*** Given entries ***

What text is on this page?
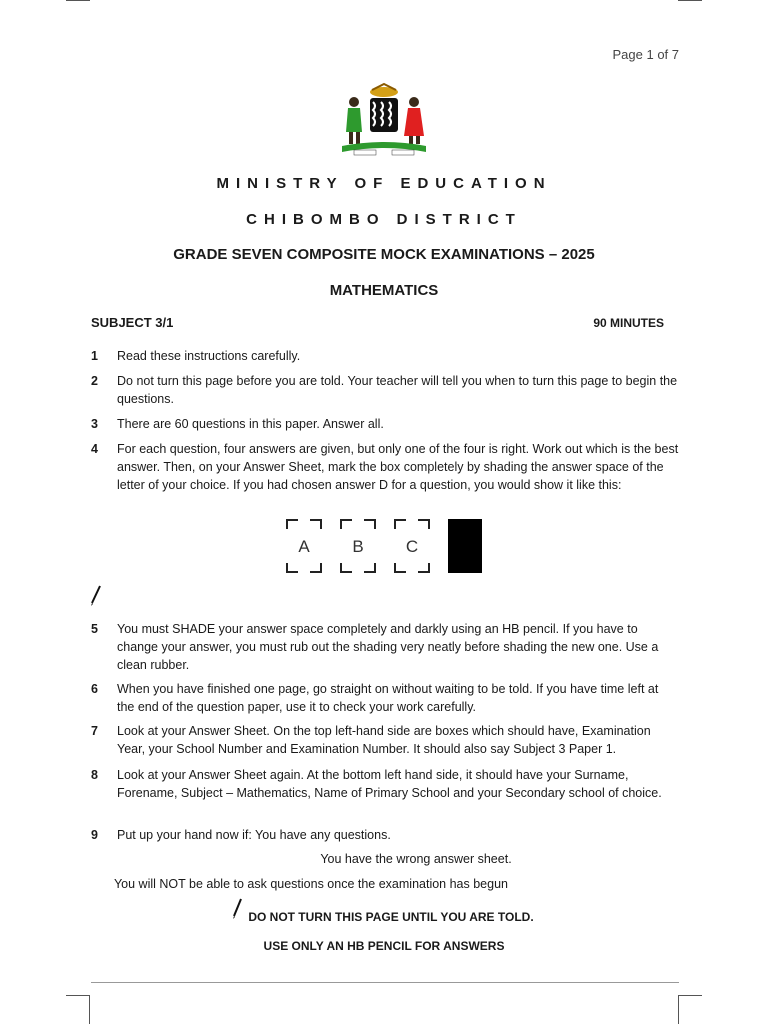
Page 1 of 7
MINISTRY OF EDUCATION
CHIBOMBO DISTRICT
GRADE SEVEN COMPOSITE MOCK EXAMINATIONS – 2025
MATHEMATICS
SUBJECT 3/1	90 MINUTES
1 Read these instructions carefully.
2 Do not turn this page before you are told. Your teacher will tell you when to turn this page to begin the questions.
3 There are 60 questions in this paper. Answer all.
4 For each question, four answers are given, but only one of the four is right. Work out which is the best answer. Then, on your Answer Sheet, mark the box completely by shading the answer space of the letter of your choice. If you had chosen answer D for a question, you would show it like this:
A	B	C
5 You must SHADE your answer space completely and darkly using an HB pencil. If you have to change your answer, you must rub out the shading very neatly before shading the new one. Use a clean rubber.
6 When you have finished one page, go straight on without waiting to be told. If you have time left at the end of the question paper, use it to check your work carefully.
7 Look at your Answer Sheet. On the top left-hand side are boxes which should have, Examination Year, your School Number and Examination Number. It should also say Subject 3 Paper 1.
8 Look at your Answer Sheet again. At the bottom left hand side, it should have your Surname, Forename, Subject – Mathematics, Name of Primary School and your Secondary school of choice.
9 Put up your hand now if: You have any questions.
You have the wrong answer sheet.
You will NOT be able to ask questions once the examination has begun
DO NOT TURN THIS PAGE UNTIL YOU ARE TOLD.
USE ONLY AN HB PENCIL FOR ANSWERS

***

## What the exercise asks
Your task is to set down the records shown above exactly, minus any pictures.

## Solution
What text is on this page?
Page 1 of 7
MINISTRY OF EDUCATION
CHIBOMBO DISTRICT
GRADE SEVEN COMPOSITE MOCK EXAMINATIONS – 2025
MATHEMATICS
SUBJECT 3/1	90 MINUTES
1 Read these instructions carefully.
2 Do not turn this page before you are told. Your teacher will tell you when to turn this page to begin the questions.
3 There are 60 questions in this paper. Answer all.
4 For each question, four answers are given, but only one of the four is right. Work out which is the best answer. Then, on your Answer Sheet, mark the box completely by shading the answer space of the letter of your choice. If you had chosen answer D for a question, you would show it like this:
A	B	C
5 You must SHADE your answer space completely and darkly using an HB pencil. If you have to change your answer, you must rub out the shading very neatly before shading the new one. Use a clean rubber.
6 When you have finished one page, go straight on without waiting to be told. If you have time left at the end of the question paper, use it to check your work carefully.
7 Look at your Answer Sheet. On the top left-hand side are boxes which should have, Examination Year, your School Number and Examination Number. It should also say Subject 3 Paper 1.
8 Look at your Answer Sheet again. At the bottom left hand side, it should have your Surname, Forename, Subject – Mathematics, Name of Primary School and your Secondary school of choice.
9 Put up your hand now if: You have any questions.
You have the wrong answer sheet.
You will NOT be able to ask questions once the examination has begun
DO NOT TURN THIS PAGE UNTIL YOU ARE TOLD.
USE ONLY AN HB PENCIL FOR ANSWERS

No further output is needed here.